======== Page excerpt
Done. Combined it to:

      if let Some(Value::String(comment)) = object.get("comment") {
          /* loop here */
      }

Hope that's alright, personally I find that more legible than the match 
or `as_str().ok_or_else()`, although it is quite compact.

>> +            Some(Value::String(v)) => v,
>> +            _ => bail!("only strings can be comments"),
>> +        };
>> +
>> +        for lines in comment.lines() {
>> +            writeln!(output, "#{}", lines)?;
>> +        }
>> +    }
>> +
>>       for (key, value) in object.iter() {
> 
> Given that we type-check the comment above _and_ the data matching the
> schema is a precondition for calling this function, I'd just put an
> 
>      if key == "comment" { continue }
> 
> here rather than the conditional check limited to the `Value::String` case below.
> 

Coming back to rustfmt, it seems to want to format this as a multi-line 
if. So either, we ignore that and make it a single line if anyway, let 
rustfmt have its way, or we could do:

      match value {
              _ if key == "comment" => continue,
              Value::Null => continue,           // delete this entry
              /*..*/
      }

I'll switch it to whatever option is deemed nicer.

>> -- snip --
>> >> +
>> +#[test]
>> +fn test_with_comment() {
>> +    use proxmox_schema::ApiType;
>> +
>> +    // let's just reuse some schema we actually have available:
>> +    use crate::config::node::NodeConfig;
>> +
>> +    const NODE_INPUT: &str = "\
>> +        #this should\n\
>> +        #be included\n\
>> +        acme: account=pebble\n\
>> +        # this should not\n\
> 
> ^ I find it curous that your 'comment' section doesn't have leading
> spaces, while the "real comment" does ;-)
> 
> Should we think about trimming off up to 1 space when parsing the lines
> and prefix them with `"# "` when printing them out?
================
§ **Parts of the exercise**:
[A] Print the stretch of the code review excerpt from "if let Some(Value::String(comment))" through "is quite compact.".
[B] Translate this sentence from the code review excerpt into Spanish: "I'll switch it to whatever option is deemed nicer."
[C] Answer these questions using the code review excerpt.
(i) In the combined version, which key does the `if let` statement look up with `object.get`?
(ii) How does rustfmt want to format the `if key == "comment" { continue }` check?
(iii) What prefix is proposed for comment lines when printing them out?
This material has no connection to the code review excerpt.
======== Information shown
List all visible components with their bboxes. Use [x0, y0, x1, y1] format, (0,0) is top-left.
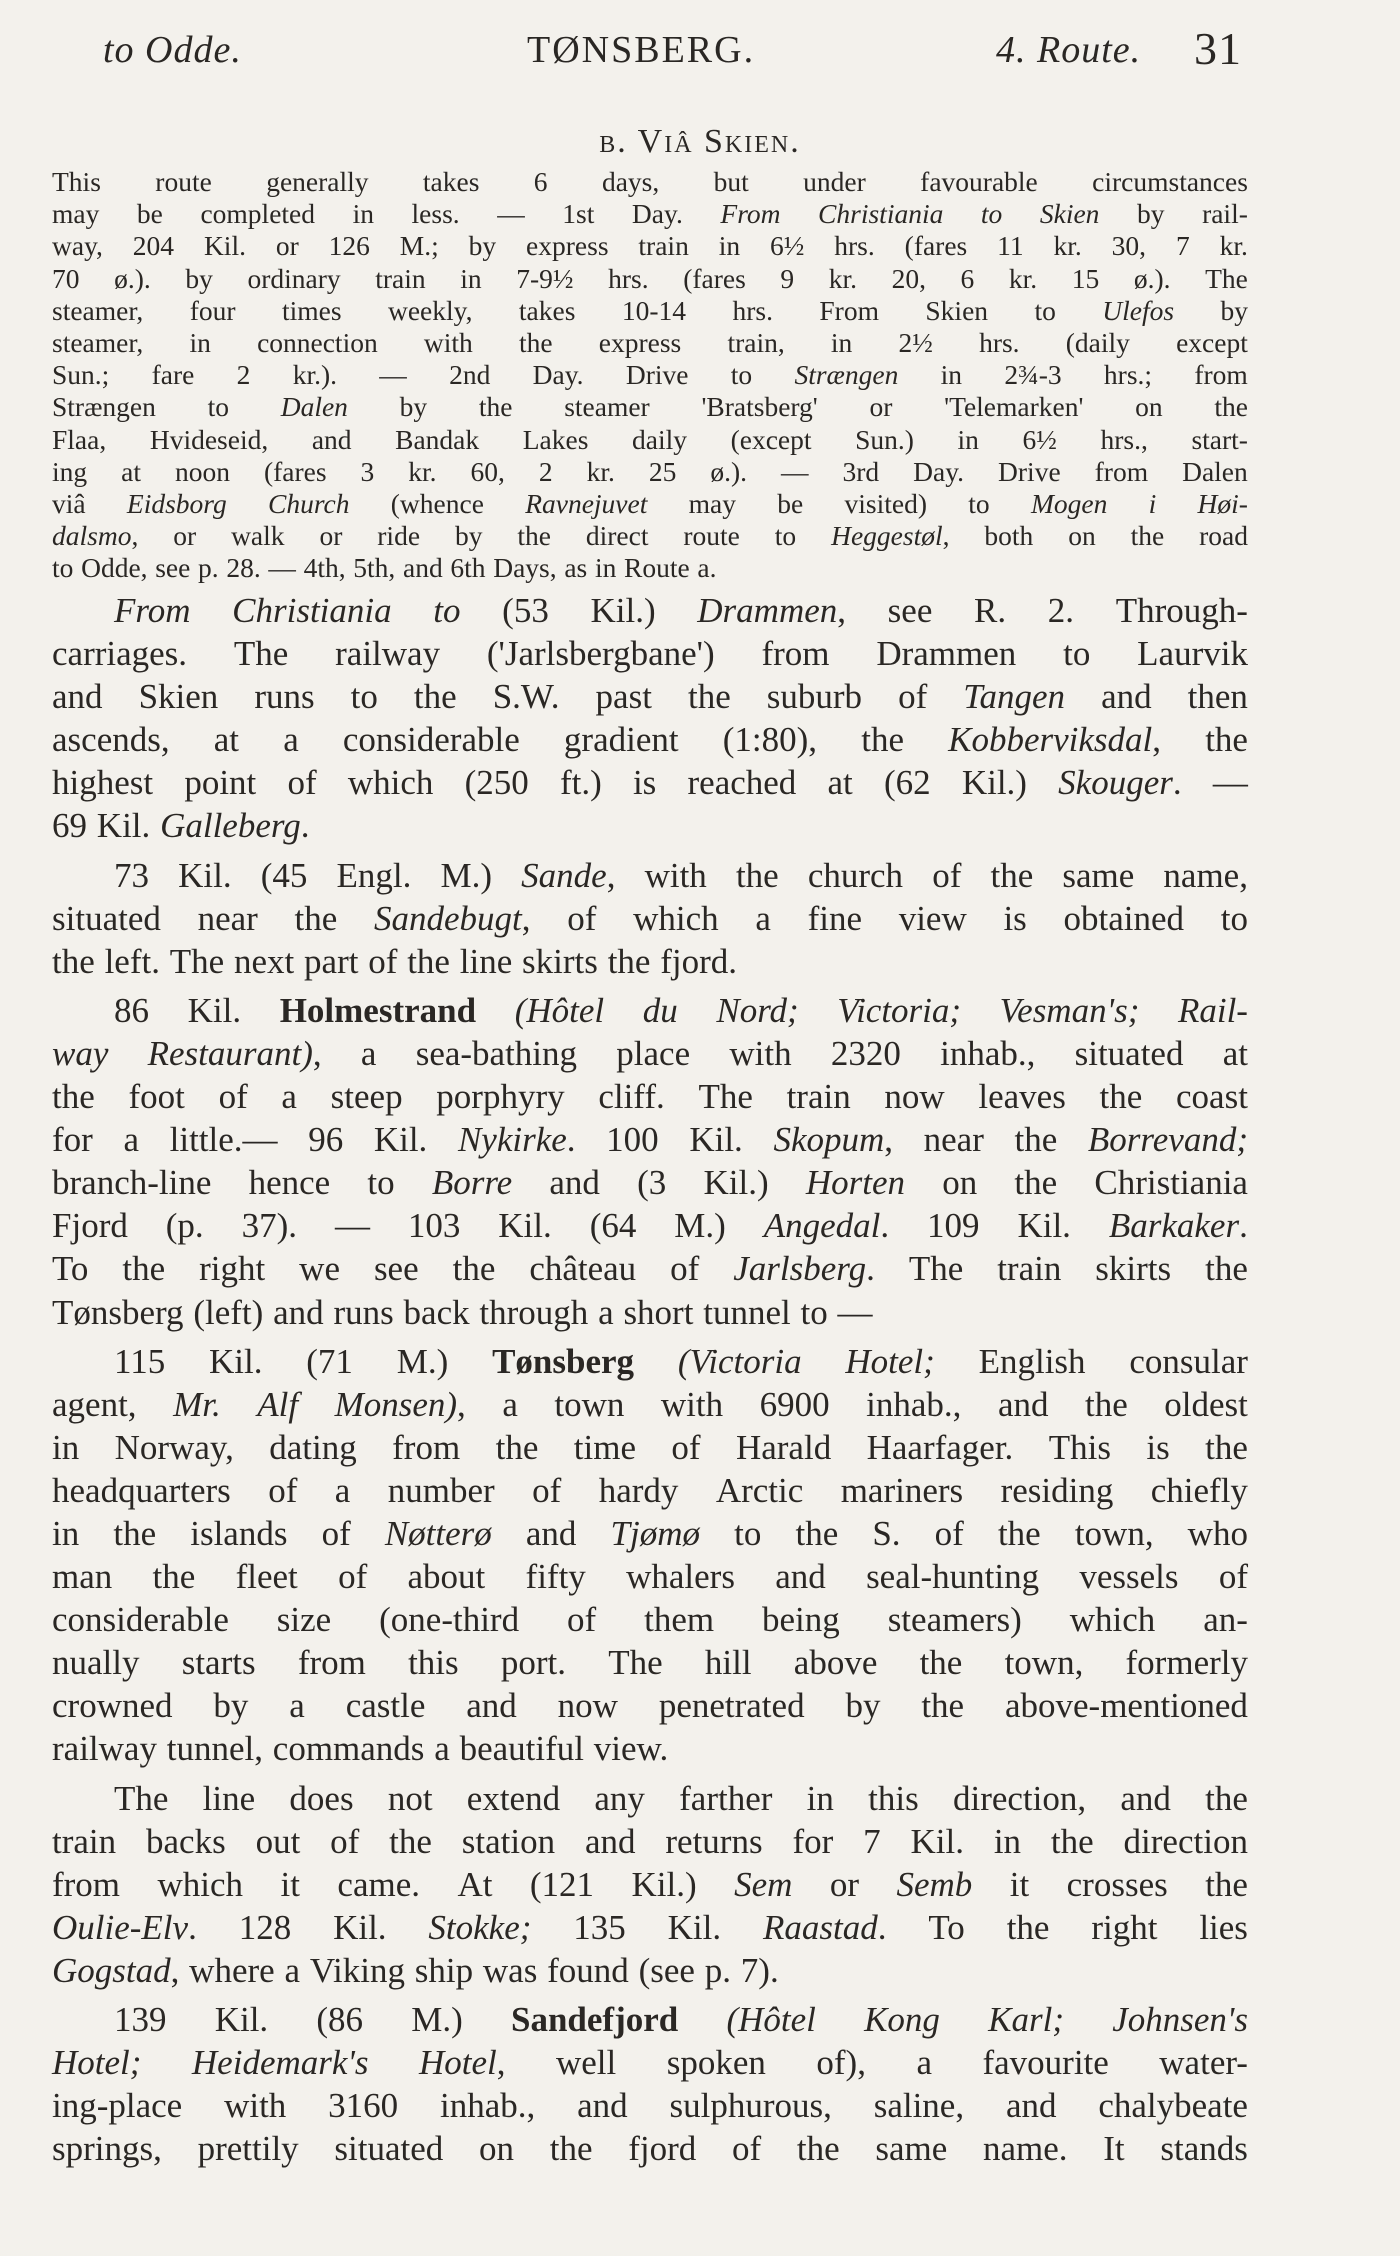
- text-line: situated near the Sandebugt, of which a fine view is obtained to: [52, 898, 1248, 938]
- text-line: Gogstad, where a Viking ship was found (see p. 7).: [52, 1950, 779, 1990]
- paragraph: [52, 1777, 1248, 1992]
- running-head-route: 4. Route.: [996, 29, 1142, 71]
- paragraph: [52, 1340, 1248, 1771]
- paragraph: [52, 854, 1248, 983]
- text-line: and Skien runs to the S.W. past the suburb of Tangen and then: [52, 677, 1248, 717]
- text-line: from which it came. At (121 Kil.) Sem or Semb it crosses the: [52, 1864, 1248, 1904]
- text-line: The line does not extend any farther in this direction, and the: [114, 1778, 1248, 1818]
- text-line: To the right we see the château of Jarlsberg. The train skirts the: [52, 1249, 1248, 1289]
- text-line: This route generally takes 6 days, but under favourable circumstances: [52, 166, 1248, 197]
- text-line: branch-line hence to Borre and (3 Kil.) Horten on the Christiania: [52, 1163, 1248, 1203]
- text-line: man the fleet of about fifty whalers and seal-hunting vessels of: [52, 1557, 1248, 1597]
- text-line: way Restaurant), a sea-bathing place with 2320 inhab., situated at: [52, 1033, 1248, 1073]
- text-line: dalsmo, or walk or ride by the direct route to Heggestøl, both on the road: [52, 520, 1248, 552]
- text-line: Tønsberg (left) and runs back through a short tunnel to —: [52, 1292, 873, 1332]
- text-line: Oulie-Elv. 128 Kil. Stokke; 135 Kil. Raastad. To the right lies: [52, 1907, 1248, 1947]
- text-line: for a little.— 96 Kil. Nykirke. 100 Kil. Skopum, near the Borrevand;: [52, 1120, 1248, 1160]
- page-number: 31: [1194, 23, 1242, 74]
- text-line: train backs out of the station and returns for 7 Kil. in the direction: [52, 1821, 1248, 1861]
- text-line: From Christiania to (53 Kil.) Drammen, see R. 2. Through-: [114, 591, 1248, 630]
- text-line: agent, Mr. Alf Monsen), a town with 6900 inhab., and the oldest: [52, 1384, 1248, 1424]
- text-line: way, 204 Kil. or 126 M.; by express train in 6½ hrs. (fares 11 kr. 30, 7 kr.: [52, 230, 1248, 262]
- running-head-title: TØNSBERG.: [527, 29, 756, 71]
- text-line: in the islands of Nøtterø and Tjømø to the S. of the town, who: [52, 1513, 1248, 1553]
- running-head-left: to Odde.: [103, 29, 242, 71]
- text-line: steamer, four times weekly, takes 10-14 hrs. From Skien to Ulefos by: [52, 294, 1248, 326]
- text-line: Sun.; fare 2 kr.). — 2nd Day. Drive to Strængen in 2¾-3 hrs.; from: [52, 359, 1248, 391]
- text-line: nually starts from this port. The hill above the town, formerly: [52, 1643, 1248, 1683]
- text-line: Hotel; Heidemark's Hotel, well spoken of), a favourite water-: [52, 2043, 1248, 2083]
- text-line: 73 Kil. (45 Engl. M.) Sande, with the church of the same name,: [114, 855, 1248, 895]
- text-line: carriages. The railway ('Jarlsbergbane') from Drammen to Laurvik: [52, 634, 1248, 674]
- text-line: viâ Eidsborg Church (whence Ravnejuvet may be visited) to Mogen i Høi-: [52, 487, 1248, 519]
- text-line: headquarters of a number of hardy Arctic mariners residing chiefly: [52, 1470, 1248, 1510]
- text-line: Strængen to Dalen by the steamer 'Bratsberg' or 'Telemarken' on the: [52, 391, 1248, 423]
- paragraph: [52, 589, 1248, 848]
- text-line: springs, prettily situated on the fjord of the same name. It stands: [52, 2129, 1248, 2169]
- text-line: 69 Kil. Galleberg.: [52, 806, 310, 846]
- text-line: railway tunnel, commands a beautiful view.: [52, 1729, 669, 1769]
- text-line: ascends, at a considerable gradient (1:80), the Kobberviksdal, the: [52, 720, 1248, 760]
- text-line: highest point of which (250 ft.) is reached at (62 Kil.) Skouger. —: [52, 763, 1248, 803]
- text-line: considerable size (one-third of them being steamers) which an-: [52, 1600, 1248, 1640]
- text-line: 70 ø.). by ordinary train in 7-9½ hrs. (fares 9 kr. 20, 6 kr. 15 ø.). The: [52, 262, 1248, 294]
- text-line: crowned by a castle and now penetrated by the above-mentioned: [52, 1686, 1248, 1726]
- text-line: the left. The next part of the line skirts the fjord.: [52, 941, 738, 981]
- text-line: the foot of a steep porphyry cliff. The train now leaves the coast: [52, 1077, 1248, 1117]
- paragraph: [52, 1998, 1248, 2170]
- route-summary-paragraph: [52, 166, 1248, 584]
- text-line: ing-place with 3160 inhab., and sulphurous, saline, and chalybeate: [52, 2086, 1248, 2126]
- text-line: 86 Kil. Holmestrand (Hôtel du Nord; Victoria; Vesman's; Rail-: [114, 990, 1248, 1030]
- text-line: 139 Kil. (86 M.) Sandefjord (Hôtel Kong Karl; Johnsen's: [114, 2000, 1248, 2039]
- paragraph: [52, 989, 1248, 1334]
- text-line: Fjord (p. 37). — 103 Kil. (64 M.) Angedal. 109 Kil. Barkaker.: [52, 1206, 1248, 1246]
- section-subheading: [0, 123, 1400, 161]
- subheading-text: b. Viâ Skien.: [599, 123, 801, 160]
- text-line: 115 Kil. (71 M.) Tønsberg (Victoria Hotel; English consular: [114, 1341, 1248, 1381]
- route-body-text: [52, 589, 1248, 2170]
- text-line: may be completed in less. — 1st Day. From Christiania to Skien by rail-: [52, 198, 1248, 230]
- text-line: steamer, in connection with the express train, in 2½ hrs. (daily except: [52, 326, 1248, 358]
- text-line: to Odde, see p. 28. — 4th, 5th, and 6th Days, as in Route a.: [52, 552, 717, 584]
- text-line: Flaa, Hvideseid, and Bandak Lakes daily (except Sun.) in 6½ hrs., start-: [52, 423, 1248, 455]
- text-line: ing at noon (fares 3 kr. 60, 2 kr. 25 ø.). — 3rd Day. Drive from Dalen: [52, 455, 1248, 487]
- text-line: in Norway, dating from the time of Harald Haarfager. This is the: [52, 1427, 1248, 1467]
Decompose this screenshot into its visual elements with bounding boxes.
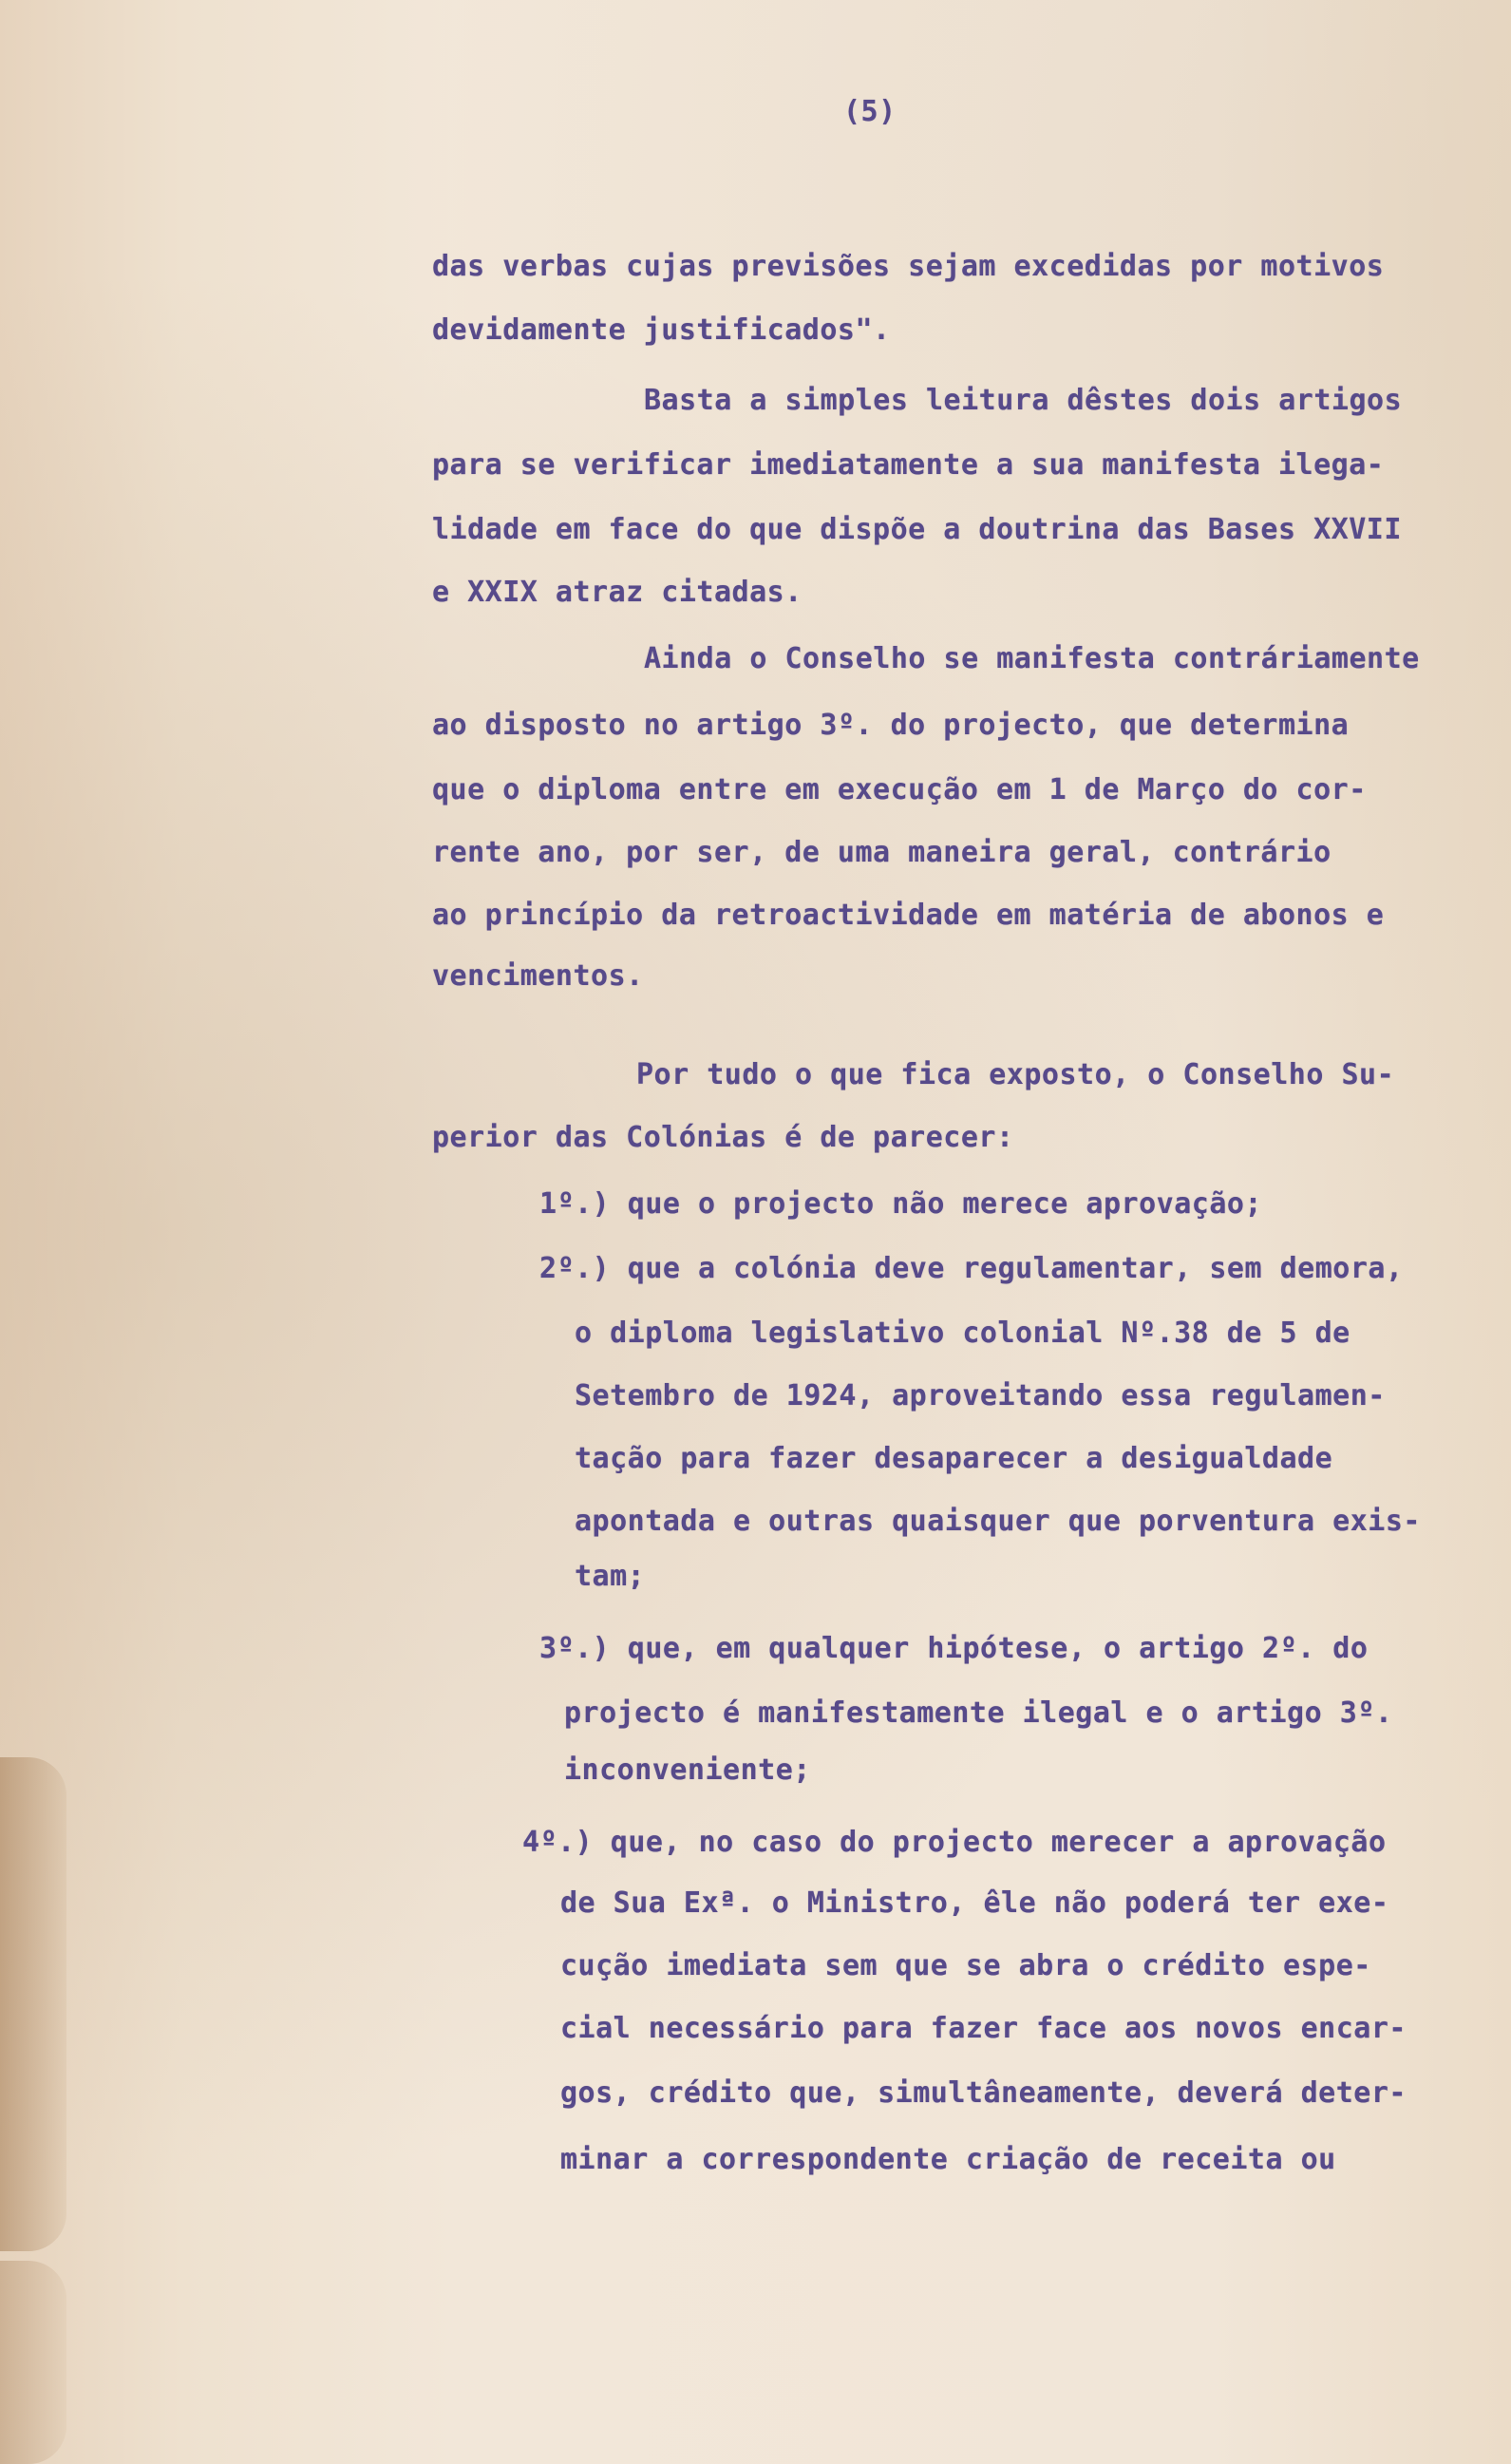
================
§ **Responses**:
[A]
if let Some(Value::String(comment)) = object.get("comment") {
          /* loop here */
      }

Hope that's alright, personally I find that more legible than the match 
or `as_str().ok_or_else()`, although it is quite compact.

[B] Lo cambiaré a la opción que se considere más agradable.

[C]
(i) "comment"
(ii) As a multi-line if.
(iii) `"# "`